### STORED DATA ###

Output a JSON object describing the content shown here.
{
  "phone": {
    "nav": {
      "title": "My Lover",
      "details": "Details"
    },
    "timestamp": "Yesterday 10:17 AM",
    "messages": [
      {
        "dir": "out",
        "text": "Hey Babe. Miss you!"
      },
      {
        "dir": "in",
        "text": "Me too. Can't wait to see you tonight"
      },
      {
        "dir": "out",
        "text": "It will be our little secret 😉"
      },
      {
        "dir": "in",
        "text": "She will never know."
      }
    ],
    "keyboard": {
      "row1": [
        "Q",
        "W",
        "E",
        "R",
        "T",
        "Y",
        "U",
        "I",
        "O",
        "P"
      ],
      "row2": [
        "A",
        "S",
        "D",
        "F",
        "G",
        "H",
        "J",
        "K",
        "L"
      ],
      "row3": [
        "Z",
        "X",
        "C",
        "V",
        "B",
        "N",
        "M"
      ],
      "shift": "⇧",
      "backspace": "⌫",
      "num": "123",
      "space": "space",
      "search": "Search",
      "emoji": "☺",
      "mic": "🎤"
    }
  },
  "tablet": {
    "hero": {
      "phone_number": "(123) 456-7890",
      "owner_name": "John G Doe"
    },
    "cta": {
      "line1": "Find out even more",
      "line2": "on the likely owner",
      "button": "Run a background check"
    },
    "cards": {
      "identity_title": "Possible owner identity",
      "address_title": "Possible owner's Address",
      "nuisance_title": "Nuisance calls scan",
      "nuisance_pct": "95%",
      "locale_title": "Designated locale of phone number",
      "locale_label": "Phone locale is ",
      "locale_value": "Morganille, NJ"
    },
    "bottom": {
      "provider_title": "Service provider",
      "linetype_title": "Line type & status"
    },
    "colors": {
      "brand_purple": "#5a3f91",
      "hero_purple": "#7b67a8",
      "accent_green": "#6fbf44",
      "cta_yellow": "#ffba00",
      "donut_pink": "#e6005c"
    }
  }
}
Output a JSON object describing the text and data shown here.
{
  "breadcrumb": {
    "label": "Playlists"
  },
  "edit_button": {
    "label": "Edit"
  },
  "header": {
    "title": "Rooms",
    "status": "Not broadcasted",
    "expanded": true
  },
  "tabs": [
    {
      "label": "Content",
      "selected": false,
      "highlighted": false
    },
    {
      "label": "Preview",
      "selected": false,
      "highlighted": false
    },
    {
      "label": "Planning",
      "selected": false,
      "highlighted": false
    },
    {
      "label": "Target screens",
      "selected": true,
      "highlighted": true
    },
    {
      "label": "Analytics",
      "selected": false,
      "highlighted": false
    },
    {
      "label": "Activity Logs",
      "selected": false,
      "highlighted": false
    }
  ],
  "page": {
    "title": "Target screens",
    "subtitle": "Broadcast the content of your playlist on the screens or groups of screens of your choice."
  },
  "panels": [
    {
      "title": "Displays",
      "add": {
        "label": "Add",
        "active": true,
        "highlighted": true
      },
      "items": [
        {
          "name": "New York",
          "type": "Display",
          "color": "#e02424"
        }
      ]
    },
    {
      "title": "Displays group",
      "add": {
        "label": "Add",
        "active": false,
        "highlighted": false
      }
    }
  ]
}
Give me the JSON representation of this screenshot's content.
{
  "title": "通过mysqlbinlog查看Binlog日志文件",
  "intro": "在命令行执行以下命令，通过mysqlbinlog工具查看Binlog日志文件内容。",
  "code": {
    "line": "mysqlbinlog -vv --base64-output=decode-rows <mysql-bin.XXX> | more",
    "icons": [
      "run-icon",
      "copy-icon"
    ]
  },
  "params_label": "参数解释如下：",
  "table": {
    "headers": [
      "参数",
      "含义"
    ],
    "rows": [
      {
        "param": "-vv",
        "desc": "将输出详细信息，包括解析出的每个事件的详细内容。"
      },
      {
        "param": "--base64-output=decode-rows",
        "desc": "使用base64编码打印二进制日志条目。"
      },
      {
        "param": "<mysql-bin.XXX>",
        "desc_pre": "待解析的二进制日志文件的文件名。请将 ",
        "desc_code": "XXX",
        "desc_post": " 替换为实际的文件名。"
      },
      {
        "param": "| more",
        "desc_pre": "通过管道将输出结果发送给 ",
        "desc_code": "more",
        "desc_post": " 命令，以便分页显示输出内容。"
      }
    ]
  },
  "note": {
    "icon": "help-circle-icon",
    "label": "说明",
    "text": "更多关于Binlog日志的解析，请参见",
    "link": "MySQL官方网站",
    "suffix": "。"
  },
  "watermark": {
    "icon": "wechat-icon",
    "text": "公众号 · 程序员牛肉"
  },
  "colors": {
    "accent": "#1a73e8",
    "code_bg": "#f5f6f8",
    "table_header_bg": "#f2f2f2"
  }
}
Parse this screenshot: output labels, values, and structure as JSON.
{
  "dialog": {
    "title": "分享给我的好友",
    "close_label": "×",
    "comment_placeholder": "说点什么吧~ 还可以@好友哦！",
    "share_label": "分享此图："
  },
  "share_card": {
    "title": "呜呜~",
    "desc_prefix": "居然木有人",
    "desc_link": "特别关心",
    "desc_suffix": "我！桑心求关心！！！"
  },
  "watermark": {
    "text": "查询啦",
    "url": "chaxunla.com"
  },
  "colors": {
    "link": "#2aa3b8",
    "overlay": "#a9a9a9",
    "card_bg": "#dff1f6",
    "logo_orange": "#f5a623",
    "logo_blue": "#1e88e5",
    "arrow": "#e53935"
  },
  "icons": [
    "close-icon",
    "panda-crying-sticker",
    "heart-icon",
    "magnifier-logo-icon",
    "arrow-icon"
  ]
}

###

WRITTEN PROBLEM:
Using the listing above, please repeat every entry exactly.

SOLUTION TO THIS PROBLEM:
Output a JSON object describing the content shown here.
{
  "phone": {
    "nav": {
      "title": "My Lover",
      "details": "Details"
    },
    "timestamp": "Yesterday 10:17 AM",
    "messages": [
      {
        "dir": "out",
        "text": "Hey Babe. Miss you!"
      },
      {
        "dir": "in",
        "text": "Me too. Can't wait to see you tonight"
      },
      {
        "dir": "out",
        "text": "It will be our little secret 😉"
      },
      {
        "dir": "in",
        "text": "She will never know."
      }
    ],
    "keyboard": {
      "row1": [
        "Q",
        "W",
        "E",
        "R",
        "T",
        "Y",
        "U",
        "I",
        "O",
        "P"
      ],
      "row2": [
        "A",
        "S",
        "D",
        "F",
        "G",
        "H",
        "J",
        "K",
        "L"
      ],
      "row3": [
        "Z",
        "X",
        "C",
        "V",
        "B",
        "N",
        "M"
      ],
      "shift": "⇧",
      "backspace": "⌫",
      "num": "123",
      "space": "space",
      "search": "Search",
      "emoji": "☺",
      "mic": "🎤"
    }
  },
  "tablet": {
    "hero": {
      "phone_number": "(123) 456-7890",
      "owner_name": "John G Doe"
    },
    "cta": {
      "line1": "Find out even more",
      "line2": "on the likely owner",
      "button": "Run a background check"
    },
    "cards": {
      "identity_title": "Possible owner identity",
      "address_title": "Possible owner's Address",
      "nuisance_title": "Nuisance calls scan",
      "nuisance_pct": "95%",
      "locale_title": "Designated locale of phone number",
      "locale_label": "Phone locale is ",
      "locale_value": "Morganille, NJ"
    },
    "bottom": {
      "provider_title": "Service provider",
      "linetype_title": "Line type & status"
    },
    "colors": {
      "brand_purple": "#5a3f91",
      "hero_purple": "#7b67a8",
      "accent_green": "#6fbf44",
      "cta_yellow": "#ffba00",
      "donut_pink": "#e6005c"
    }
  }
}
Output a JSON object describing the text and data shown here.
{
  "breadcrumb": {
    "label": "Playlists"
  },
  "edit_button": {
    "label": "Edit"
  },
  "header": {
    "title": "Rooms",
    "status": "Not broadcasted",
    "expanded": true
  },
  "tabs": [
    {
      "label": "Content",
      "selected": false,
      "highlighted": false
    },
    {
      "label": "Preview",
      "selected": false,
      "highlighted": false
    },
    {
      "label": "Planning",
      "selected": false,
      "highlighted": false
    },
    {
      "label": "Target screens",
      "selected": true,
      "highlighted": true
    },
    {
      "label": "Analytics",
      "selected": false,
      "highlighted": false
    },
    {
      "label": "Activity Logs",
      "selected": false,
      "highlighted": false
    }
  ],
  "page": {
    "title": "Target screens",
    "subtitle": "Broadcast the content of your playlist on the screens or groups of screens of your choice."
  },
  "panels": [
    {
      "title": "Displays",
      "add": {
        "label": "Add",
        "active": true,
        "highlighted": true
      },
      "items": [
        {
          "name": "New York",
          "type": "Display",
          "color": "#e02424"
        }
      ]
    },
    {
      "title": "Displays group",
      "add": {
        "label": "Add",
        "active": false,
        "highlighted": false
      }
    }
  ]
}
Give me the JSON representation of this screenshot's content.
{
  "title": "通过mysqlbinlog查看Binlog日志文件",
  "intro": "在命令行执行以下命令，通过mysqlbinlog工具查看Binlog日志文件内容。",
  "code": {
    "line": "mysqlbinlog -vv --base64-output=decode-rows <mysql-bin.XXX> | more",
    "icons": [
      "run-icon",
      "copy-icon"
    ]
  },
  "params_label": "参数解释如下：",
  "table": {
    "headers": [
      "参数",
      "含义"
    ],
    "rows": [
      {
        "param": "-vv",
        "desc": "将输出详细信息，包括解析出的每个事件的详细内容。"
      },
      {
        "param": "--base64-output=decode-rows",
        "desc": "使用base64编码打印二进制日志条目。"
      },
      {
        "param": "<mysql-bin.XXX>",
        "desc_pre": "待解析的二进制日志文件的文件名。请将 ",
        "desc_code": "XXX",
        "desc_post": " 替换为实际的文件名。"
      },
      {
        "param": "| more",
        "desc_pre": "通过管道将输出结果发送给 ",
        "desc_code": "more",
        "desc_post": " 命令，以便分页显示输出内容。"
      }
    ]
  },
  "note": {
    "icon": "help-circle-icon",
    "label": "说明",
    "text": "更多关于Binlog日志的解析，请参见",
    "link": "MySQL官方网站",
    "suffix": "。"
  },
  "watermark": {
    "icon": "wechat-icon",
    "text": "公众号 · 程序员牛肉"
  },
  "colors": {
    "accent": "#1a73e8",
    "code_bg": "#f5f6f8",
    "table_header_bg": "#f2f2f2"
  }
}
Parse this screenshot: output labels, values, and structure as JSON.
{
  "dialog": {
    "title": "分享给我的好友",
    "close_label": "×",
    "comment_placeholder": "说点什么吧~ 还可以@好友哦！",
    "share_label": "分享此图："
  },
  "share_card": {
    "title": "呜呜~",
    "desc_prefix": "居然木有人",
    "desc_link": "特别关心",
    "desc_suffix": "我！桑心求关心！！！"
  },
  "watermark": {
    "text": "查询啦",
    "url": "chaxunla.com"
  },
  "colors": {
    "link": "#2aa3b8",
    "overlay": "#a9a9a9",
    "card_bg": "#dff1f6",
    "logo_orange": "#f5a623",
    "logo_blue": "#1e88e5",
    "arrow": "#e53935"
  },
  "icons": [
    "close-icon",
    "panda-crying-sticker",
    "heart-icon",
    "magnifier-logo-icon",
    "arrow-icon"
  ]
}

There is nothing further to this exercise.